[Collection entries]
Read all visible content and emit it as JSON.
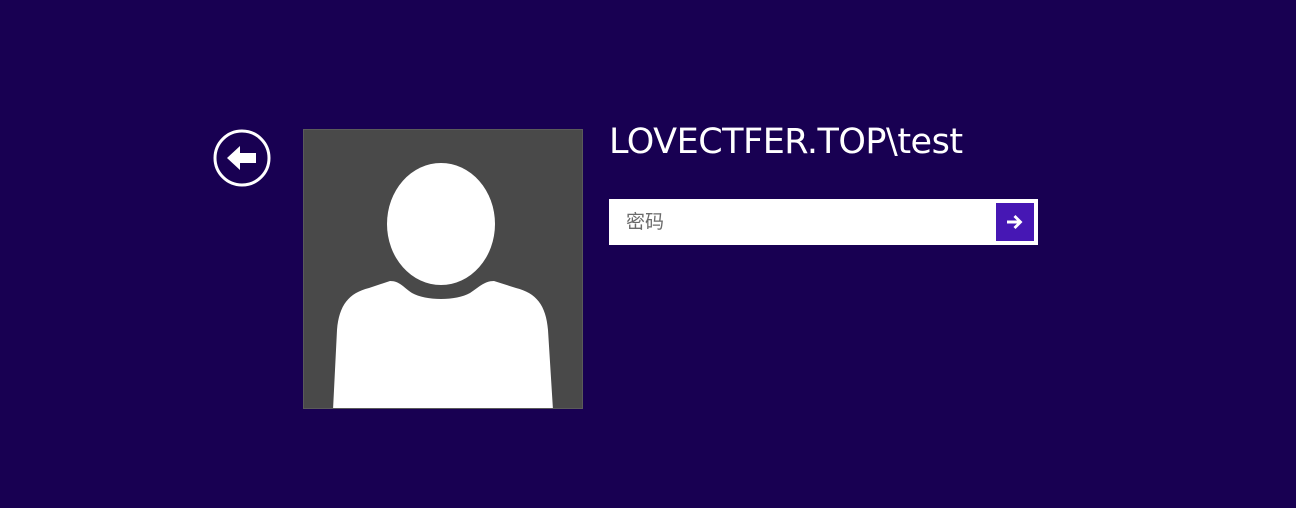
{
  "login": {
    "username": "LOVECTFER.TOP\\test",
    "password_placeholder": "密码",
    "password_value": ""
  },
  "icons": {
    "back": "back-arrow-circle-icon",
    "avatar": "default-user-avatar-icon",
    "submit": "arrow-right-icon"
  },
  "colors": {
    "background": "#180052",
    "avatar_background": "#494949",
    "submit_button": "#4617b4",
    "text": "#ffffff"
  }
}
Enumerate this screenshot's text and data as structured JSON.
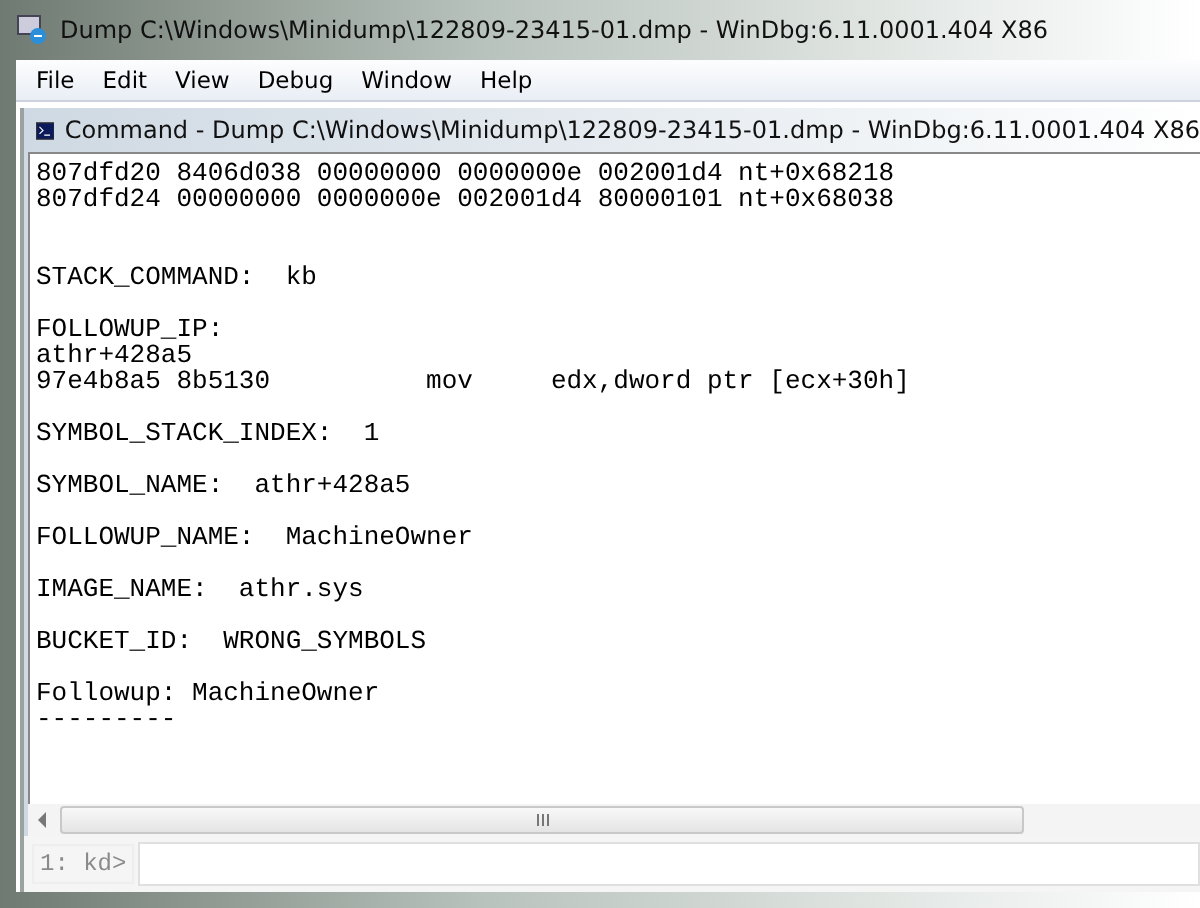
{
  "window": {
    "title": "Dump C:\\Windows\\Minidump\\122809-23415-01.dmp - WinDbg:6.11.0001.404 X86"
  },
  "menu": [
    "File",
    "Edit",
    "View",
    "Debug",
    "Window",
    "Help"
  ],
  "child_window": {
    "title": "Command - Dump C:\\Windows\\Minidump\\122809-23415-01.dmp - WinDbg:6.11.0001.404 X86"
  },
  "output_blocks": [
    [
      "807dfd20 8406d038 00000000 0000000e 002001d4 nt+0x68218",
      "807dfd24 00000000 0000000e 002001d4 80000101 nt+0x68038"
    ],
    [
      "STACK_COMMAND:  kb"
    ],
    [
      "FOLLOWUP_IP:",
      "athr+428a5",
      "97e4b8a5 8b5130          mov     edx,dword ptr [ecx+30h]"
    ],
    [
      "SYMBOL_STACK_INDEX:  1"
    ],
    [
      "SYMBOL_NAME:  athr+428a5"
    ],
    [
      "FOLLOWUP_NAME:  MachineOwner"
    ],
    [
      "IMAGE_NAME:  athr.sys"
    ],
    [
      "BUCKET_ID:  WRONG_SYMBOLS"
    ],
    [
      "Followup: MachineOwner",
      "---------"
    ]
  ],
  "prompt": {
    "label": "1: kd>",
    "disabled": true
  }
}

*Directive*. Output all of the entries verbatim, leaving out any images.

*Exercise result*.
Read all visible content and emit it as JSON.
{
  "login": {
    "username": "LOVECTFER.TOP\\test",
    "password_placeholder": "密码",
    "password_value": ""
  },
  "icons": {
    "back": "back-arrow-circle-icon",
    "avatar": "default-user-avatar-icon",
    "submit": "arrow-right-icon"
  },
  "colors": {
    "background": "#180052",
    "avatar_background": "#494949",
    "submit_button": "#4617b4",
    "text": "#ffffff"
  }
}
Enumerate this screenshot's text and data as structured JSON.
{
  "window": {
    "title": "Dump C:\\Windows\\Minidump\\122809-23415-01.dmp - WinDbg:6.11.0001.404 X86"
  },
  "menu": [
    "File",
    "Edit",
    "View",
    "Debug",
    "Window",
    "Help"
  ],
  "child_window": {
    "title": "Command - Dump C:\\Windows\\Minidump\\122809-23415-01.dmp - WinDbg:6.11.0001.404 X86"
  },
  "output_blocks": [
    [
      "807dfd20 8406d038 00000000 0000000e 002001d4 nt+0x68218",
      "807dfd24 00000000 0000000e 002001d4 80000101 nt+0x68038"
    ],
    [
      "STACK_COMMAND:  kb"
    ],
    [
      "FOLLOWUP_IP:",
      "athr+428a5",
      "97e4b8a5 8b5130          mov     edx,dword ptr [ecx+30h]"
    ],
    [
      "SYMBOL_STACK_INDEX:  1"
    ],
    [
      "SYMBOL_NAME:  athr+428a5"
    ],
    [
      "FOLLOWUP_NAME:  MachineOwner"
    ],
    [
      "IMAGE_NAME:  athr.sys"
    ],
    [
      "BUCKET_ID:  WRONG_SYMBOLS"
    ],
    [
      "Followup: MachineOwner",
      "---------"
    ]
  ],
  "prompt": {
    "label": "1: kd>",
    "disabled": true
  }
}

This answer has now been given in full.